**DATASET EXCERPTS:**
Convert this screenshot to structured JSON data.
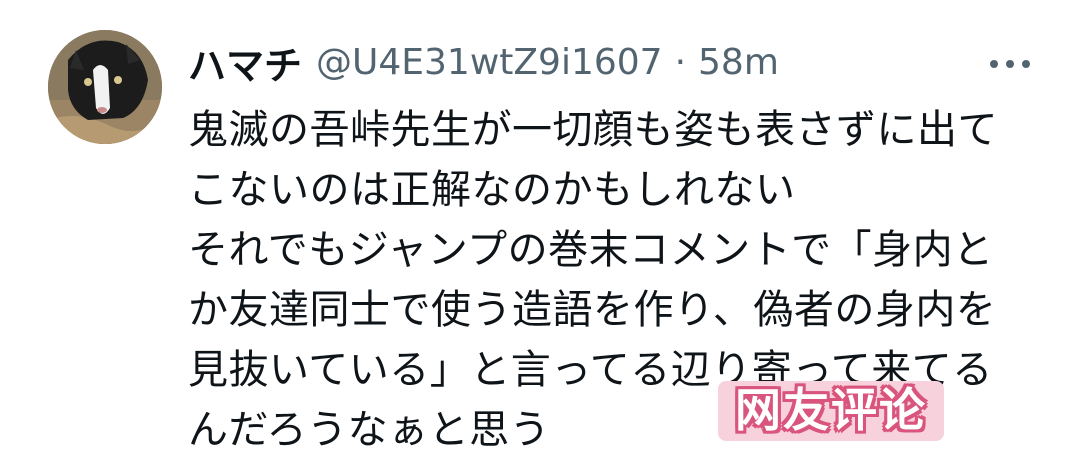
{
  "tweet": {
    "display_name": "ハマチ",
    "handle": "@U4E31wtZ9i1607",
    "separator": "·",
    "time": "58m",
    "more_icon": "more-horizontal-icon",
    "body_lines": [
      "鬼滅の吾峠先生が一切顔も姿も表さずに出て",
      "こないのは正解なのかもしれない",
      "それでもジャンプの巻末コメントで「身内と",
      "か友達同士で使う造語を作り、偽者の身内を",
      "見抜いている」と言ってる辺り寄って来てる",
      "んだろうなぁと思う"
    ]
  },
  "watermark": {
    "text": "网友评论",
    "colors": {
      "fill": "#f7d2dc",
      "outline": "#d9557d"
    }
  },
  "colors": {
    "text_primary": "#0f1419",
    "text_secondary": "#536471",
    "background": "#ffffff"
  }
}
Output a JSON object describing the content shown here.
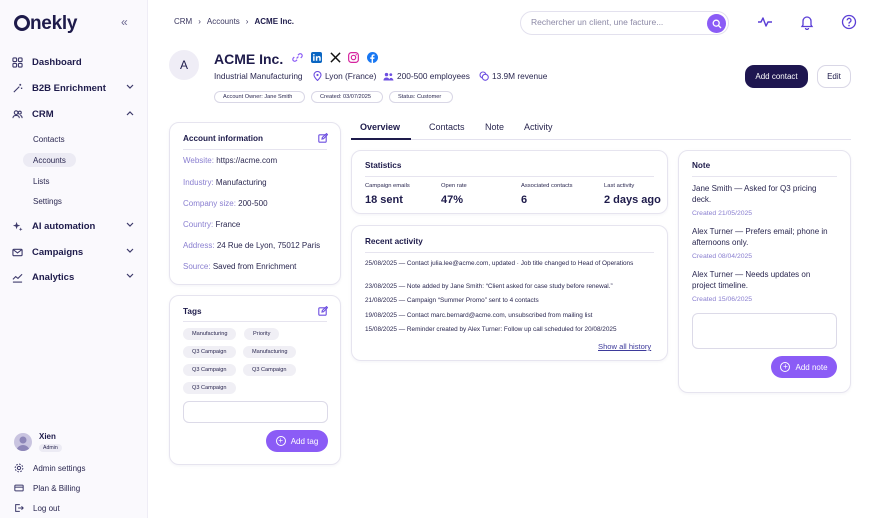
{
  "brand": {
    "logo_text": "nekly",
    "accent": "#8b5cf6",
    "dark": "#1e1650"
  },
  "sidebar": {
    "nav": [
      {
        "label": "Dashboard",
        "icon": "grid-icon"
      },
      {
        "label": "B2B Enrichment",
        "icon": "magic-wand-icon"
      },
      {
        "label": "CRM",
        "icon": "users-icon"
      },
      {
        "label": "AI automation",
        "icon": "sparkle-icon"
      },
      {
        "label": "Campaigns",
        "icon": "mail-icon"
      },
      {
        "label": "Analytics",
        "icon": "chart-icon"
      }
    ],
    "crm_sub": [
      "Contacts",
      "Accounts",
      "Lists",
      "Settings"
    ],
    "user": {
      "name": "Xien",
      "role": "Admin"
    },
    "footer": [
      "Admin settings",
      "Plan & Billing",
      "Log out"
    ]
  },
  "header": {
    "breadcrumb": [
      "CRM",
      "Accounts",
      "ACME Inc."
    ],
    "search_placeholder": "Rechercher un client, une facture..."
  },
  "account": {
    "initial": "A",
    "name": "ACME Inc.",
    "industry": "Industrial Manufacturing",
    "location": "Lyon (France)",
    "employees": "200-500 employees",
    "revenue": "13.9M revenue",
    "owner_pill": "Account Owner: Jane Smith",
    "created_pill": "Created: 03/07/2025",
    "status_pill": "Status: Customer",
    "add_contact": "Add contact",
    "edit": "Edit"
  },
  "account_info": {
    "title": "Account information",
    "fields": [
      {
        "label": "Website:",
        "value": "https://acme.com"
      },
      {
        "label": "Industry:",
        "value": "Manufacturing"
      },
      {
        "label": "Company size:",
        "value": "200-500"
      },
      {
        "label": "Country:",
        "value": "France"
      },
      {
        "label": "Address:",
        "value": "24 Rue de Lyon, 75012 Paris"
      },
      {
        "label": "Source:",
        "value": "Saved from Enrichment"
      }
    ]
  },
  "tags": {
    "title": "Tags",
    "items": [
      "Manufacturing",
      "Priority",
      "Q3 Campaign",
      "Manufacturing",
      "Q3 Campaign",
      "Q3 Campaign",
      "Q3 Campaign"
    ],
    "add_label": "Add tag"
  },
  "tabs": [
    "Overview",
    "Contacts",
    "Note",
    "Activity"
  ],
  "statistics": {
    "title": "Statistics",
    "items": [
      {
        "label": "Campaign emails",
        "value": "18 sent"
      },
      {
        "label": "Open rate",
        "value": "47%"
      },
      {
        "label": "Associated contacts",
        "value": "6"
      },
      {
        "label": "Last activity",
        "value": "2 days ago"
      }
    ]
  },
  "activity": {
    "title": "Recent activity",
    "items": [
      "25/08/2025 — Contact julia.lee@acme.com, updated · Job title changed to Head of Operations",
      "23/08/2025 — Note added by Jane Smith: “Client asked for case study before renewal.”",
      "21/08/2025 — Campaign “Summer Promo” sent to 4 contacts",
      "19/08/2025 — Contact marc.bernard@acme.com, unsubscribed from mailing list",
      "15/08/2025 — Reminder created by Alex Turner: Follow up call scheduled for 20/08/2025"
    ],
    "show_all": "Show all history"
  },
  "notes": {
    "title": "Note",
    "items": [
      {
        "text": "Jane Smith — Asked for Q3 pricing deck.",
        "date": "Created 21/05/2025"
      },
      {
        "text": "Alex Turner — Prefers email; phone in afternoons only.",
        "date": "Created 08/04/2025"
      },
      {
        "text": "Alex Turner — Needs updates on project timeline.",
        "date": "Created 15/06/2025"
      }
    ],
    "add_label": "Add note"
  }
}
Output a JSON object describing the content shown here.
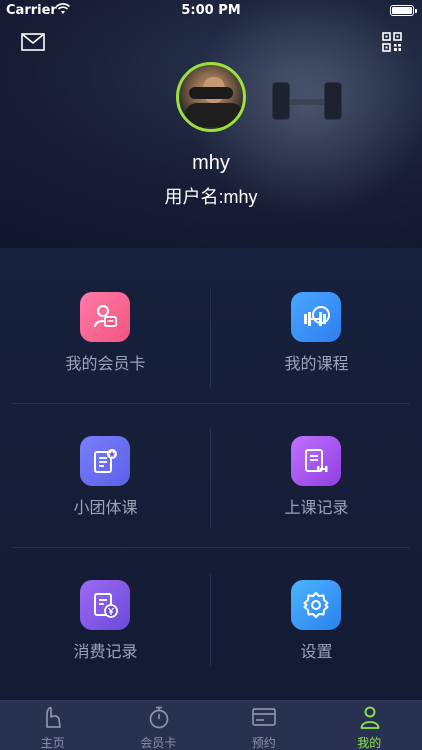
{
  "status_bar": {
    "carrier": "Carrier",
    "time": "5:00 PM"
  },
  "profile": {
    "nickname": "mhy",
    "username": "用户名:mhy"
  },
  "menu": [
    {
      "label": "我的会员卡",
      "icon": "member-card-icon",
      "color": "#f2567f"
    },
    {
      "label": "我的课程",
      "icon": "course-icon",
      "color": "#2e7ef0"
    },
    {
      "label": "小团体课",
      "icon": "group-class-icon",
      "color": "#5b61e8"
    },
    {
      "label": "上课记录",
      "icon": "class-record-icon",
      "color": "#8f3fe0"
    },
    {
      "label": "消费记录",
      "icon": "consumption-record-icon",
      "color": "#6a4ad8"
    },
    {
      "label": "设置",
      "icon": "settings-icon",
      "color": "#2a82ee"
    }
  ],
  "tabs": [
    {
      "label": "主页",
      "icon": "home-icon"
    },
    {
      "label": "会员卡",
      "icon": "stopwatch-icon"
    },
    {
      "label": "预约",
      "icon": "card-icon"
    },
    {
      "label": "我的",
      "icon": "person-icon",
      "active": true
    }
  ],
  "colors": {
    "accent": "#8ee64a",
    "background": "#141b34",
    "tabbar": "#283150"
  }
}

**THE TASK:** Quote in full the listing given above; the images are to be left out.

**RESPONSE TO THE EXERCISE:**
Convert this screenshot to structured JSON data.
{
  "tweet": {
    "display_name": "ハマチ",
    "handle": "@U4E31wtZ9i1607",
    "separator": "·",
    "time": "58m",
    "more_icon": "more-horizontal-icon",
    "body_lines": [
      "鬼滅の吾峠先生が一切顔も姿も表さずに出て",
      "こないのは正解なのかもしれない",
      "それでもジャンプの巻末コメントで「身内と",
      "か友達同士で使う造語を作り、偽者の身内を",
      "見抜いている」と言ってる辺り寄って来てる",
      "んだろうなぁと思う"
    ]
  },
  "watermark": {
    "text": "网友评论",
    "colors": {
      "fill": "#f7d2dc",
      "outline": "#d9557d"
    }
  },
  "colors": {
    "text_primary": "#0f1419",
    "text_secondary": "#536471",
    "background": "#ffffff"
  }
}
Output a JSON object describing the content shown here.
{
  "brand": {
    "logo_text": "nekly",
    "accent": "#8b5cf6",
    "dark": "#1e1650"
  },
  "sidebar": {
    "nav": [
      {
        "label": "Dashboard",
        "icon": "grid-icon"
      },
      {
        "label": "B2B Enrichment",
        "icon": "magic-wand-icon"
      },
      {
        "label": "CRM",
        "icon": "users-icon"
      },
      {
        "label": "AI automation",
        "icon": "sparkle-icon"
      },
      {
        "label": "Campaigns",
        "icon": "mail-icon"
      },
      {
        "label": "Analytics",
        "icon": "chart-icon"
      }
    ],
    "crm_sub": [
      "Contacts",
      "Accounts",
      "Lists",
      "Settings"
    ],
    "user": {
      "name": "Xien",
      "role": "Admin"
    },
    "footer": [
      "Admin settings",
      "Plan & Billing",
      "Log out"
    ]
  },
  "header": {
    "breadcrumb": [
      "CRM",
      "Accounts",
      "ACME Inc."
    ],
    "search_placeholder": "Rechercher un client, une facture..."
  },
  "account": {
    "initial": "A",
    "name": "ACME Inc.",
    "industry": "Industrial Manufacturing",
    "location": "Lyon (France)",
    "employees": "200-500 employees",
    "revenue": "13.9M revenue",
    "owner_pill": "Account Owner: Jane Smith",
    "created_pill": "Created: 03/07/2025",
    "status_pill": "Status: Customer",
    "add_contact": "Add contact",
    "edit": "Edit"
  },
  "account_info": {
    "title": "Account information",
    "fields": [
      {
        "label": "Website:",
        "value": "https://acme.com"
      },
      {
        "label": "Industry:",
        "value": "Manufacturing"
      },
      {
        "label": "Company size:",
        "value": "200-500"
      },
      {
        "label": "Country:",
        "value": "France"
      },
      {
        "label": "Address:",
        "value": "24 Rue de Lyon, 75012 Paris"
      },
      {
        "label": "Source:",
        "value": "Saved from Enrichment"
      }
    ]
  },
  "tags": {
    "title": "Tags",
    "items": [
      "Manufacturing",
      "Priority",
      "Q3 Campaign",
      "Manufacturing",
      "Q3 Campaign",
      "Q3 Campaign",
      "Q3 Campaign"
    ],
    "add_label": "Add tag"
  },
  "tabs": [
    "Overview",
    "Contacts",
    "Note",
    "Activity"
  ],
  "statistics": {
    "title": "Statistics",
    "items": [
      {
        "label": "Campaign emails",
        "value": "18 sent"
      },
      {
        "label": "Open rate",
        "value": "47%"
      },
      {
        "label": "Associated contacts",
        "value": "6"
      },
      {
        "label": "Last activity",
        "value": "2 days ago"
      }
    ]
  },
  "activity": {
    "title": "Recent activity",
    "items": [
      "25/08/2025 — Contact julia.lee@acme.com, updated · Job title changed to Head of Operations",
      "23/08/2025 — Note added by Jane Smith: “Client asked for case study before renewal.”",
      "21/08/2025 — Campaign “Summer Promo” sent to 4 contacts",
      "19/08/2025 — Contact marc.bernard@acme.com, unsubscribed from mailing list",
      "15/08/2025 — Reminder created by Alex Turner: Follow up call scheduled for 20/08/2025"
    ],
    "show_all": "Show all history"
  },
  "notes": {
    "title": "Note",
    "items": [
      {
        "text": "Jane Smith — Asked for Q3 pricing deck.",
        "date": "Created 21/05/2025"
      },
      {
        "text": "Alex Turner — Prefers email; phone in afternoons only.",
        "date": "Created 08/04/2025"
      },
      {
        "text": "Alex Turner — Needs updates on project timeline.",
        "date": "Created 15/06/2025"
      }
    ],
    "add_label": "Add note"
  }
}
Output a JSON object describing the content shown here.
{
  "status_bar": {
    "carrier": "Carrier",
    "time": "5:00 PM"
  },
  "profile": {
    "nickname": "mhy",
    "username": "用户名:mhy"
  },
  "menu": [
    {
      "label": "我的会员卡",
      "icon": "member-card-icon",
      "color": "#f2567f"
    },
    {
      "label": "我的课程",
      "icon": "course-icon",
      "color": "#2e7ef0"
    },
    {
      "label": "小团体课",
      "icon": "group-class-icon",
      "color": "#5b61e8"
    },
    {
      "label": "上课记录",
      "icon": "class-record-icon",
      "color": "#8f3fe0"
    },
    {
      "label": "消费记录",
      "icon": "consumption-record-icon",
      "color": "#6a4ad8"
    },
    {
      "label": "设置",
      "icon": "settings-icon",
      "color": "#2a82ee"
    }
  ],
  "tabs": [
    {
      "label": "主页",
      "icon": "home-icon"
    },
    {
      "label": "会员卡",
      "icon": "stopwatch-icon"
    },
    {
      "label": "预约",
      "icon": "card-icon"
    },
    {
      "label": "我的",
      "icon": "person-icon",
      "active": true
    }
  ],
  "colors": {
    "accent": "#8ee64a",
    "background": "#141b34",
    "tabbar": "#283150"
  }
}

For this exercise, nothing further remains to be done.